§ Task details
Can you reproduce every line of the listing below word for word, but without the picture?

-- Start Source material --

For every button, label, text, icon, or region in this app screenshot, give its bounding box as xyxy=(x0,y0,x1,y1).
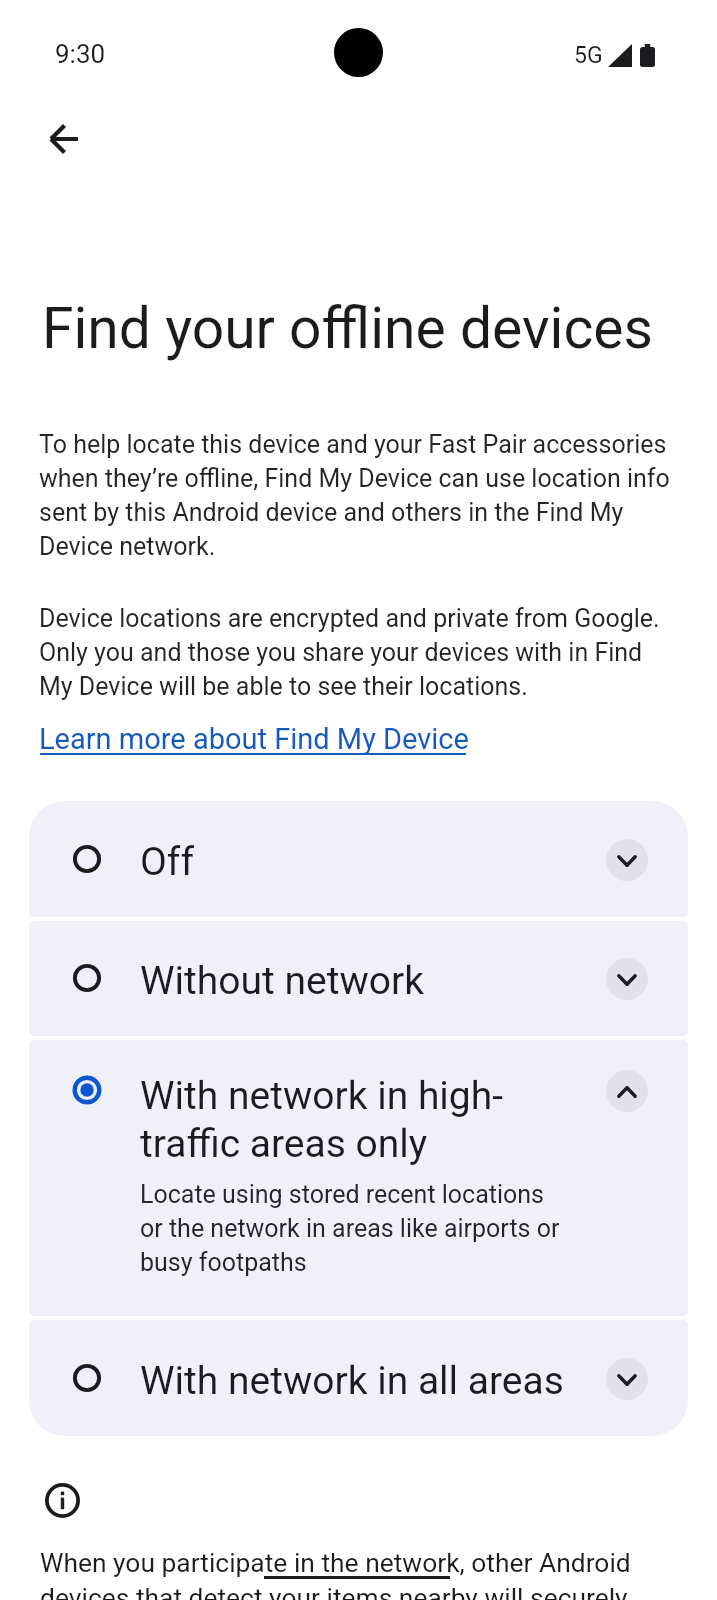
button[interactable]: Expand xyxy=(606,958,648,1000)
staticText: Locate using stored recent locations or … xyxy=(140,1180,562,1277)
staticText: With network in all areas xyxy=(140,1358,585,1404)
button[interactable]: Off xyxy=(29,801,688,917)
staticText: To help locate this device and your Fast… xyxy=(39,430,675,561)
staticText: Device locations are encrypted and priva… xyxy=(39,604,675,701)
button[interactable]: Back xyxy=(25,101,101,177)
staticText: Find your offline devices xyxy=(42,295,653,362)
button[interactable]: Learn more about Find My Device xyxy=(39,715,471,765)
button[interactable]: Collapse xyxy=(606,1070,648,1112)
button[interactable]: With network in all areas xyxy=(29,1320,688,1436)
button[interactable]: Without network xyxy=(29,921,688,1036)
button[interactable]: Expand xyxy=(606,839,648,881)
button[interactable]: Expand xyxy=(606,1358,648,1400)
staticText: 5G xyxy=(574,42,603,69)
staticText: 9:30 xyxy=(55,39,106,69)
button[interactable]: With network in high-traffic areas only xyxy=(29,1040,688,1316)
staticText: When you participate in the network, oth… xyxy=(40,1548,680,1600)
staticText: Learn more about Find My Device xyxy=(39,722,469,756)
staticText: With network in high-traffic areas only xyxy=(140,1073,585,1167)
staticText: Without network xyxy=(140,958,585,1004)
staticText: Off xyxy=(140,839,585,885)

-- End Source material --

§ Answer to this problem
For every button, label, text, icon, or region in this app screenshot, give its bounding box as xyxy=(x0,y0,x1,y1).
button[interactable]: Expand xyxy=(606,958,648,1000)
staticText: Locate using stored recent locations or … xyxy=(140,1180,562,1277)
staticText: With network in all areas xyxy=(140,1358,585,1404)
button[interactable]: Off xyxy=(29,801,688,917)
staticText: To help locate this device and your Fast… xyxy=(39,430,675,561)
staticText: Device locations are encrypted and priva… xyxy=(39,604,675,701)
button[interactable]: Back xyxy=(25,101,101,177)
staticText: Find your offline devices xyxy=(42,295,653,362)
button[interactable]: Learn more about Find My Device xyxy=(39,715,471,765)
button[interactable]: Collapse xyxy=(606,1070,648,1112)
button[interactable]: With network in all areas xyxy=(29,1320,688,1436)
button[interactable]: Without network xyxy=(29,921,688,1036)
button[interactable]: Expand xyxy=(606,839,648,881)
button[interactable]: Expand xyxy=(606,1358,648,1400)
staticText: 5G xyxy=(574,42,603,69)
staticText: 9:30 xyxy=(55,39,106,69)
button[interactable]: With network in high-traffic areas only xyxy=(29,1040,688,1316)
staticText: When you participate in the network, oth… xyxy=(40,1548,680,1600)
staticText: Learn more about Find My Device xyxy=(39,722,469,756)
staticText: With network in high-traffic areas only xyxy=(140,1073,585,1167)
staticText: Without network xyxy=(140,958,585,1004)
staticText: Off xyxy=(140,839,585,885)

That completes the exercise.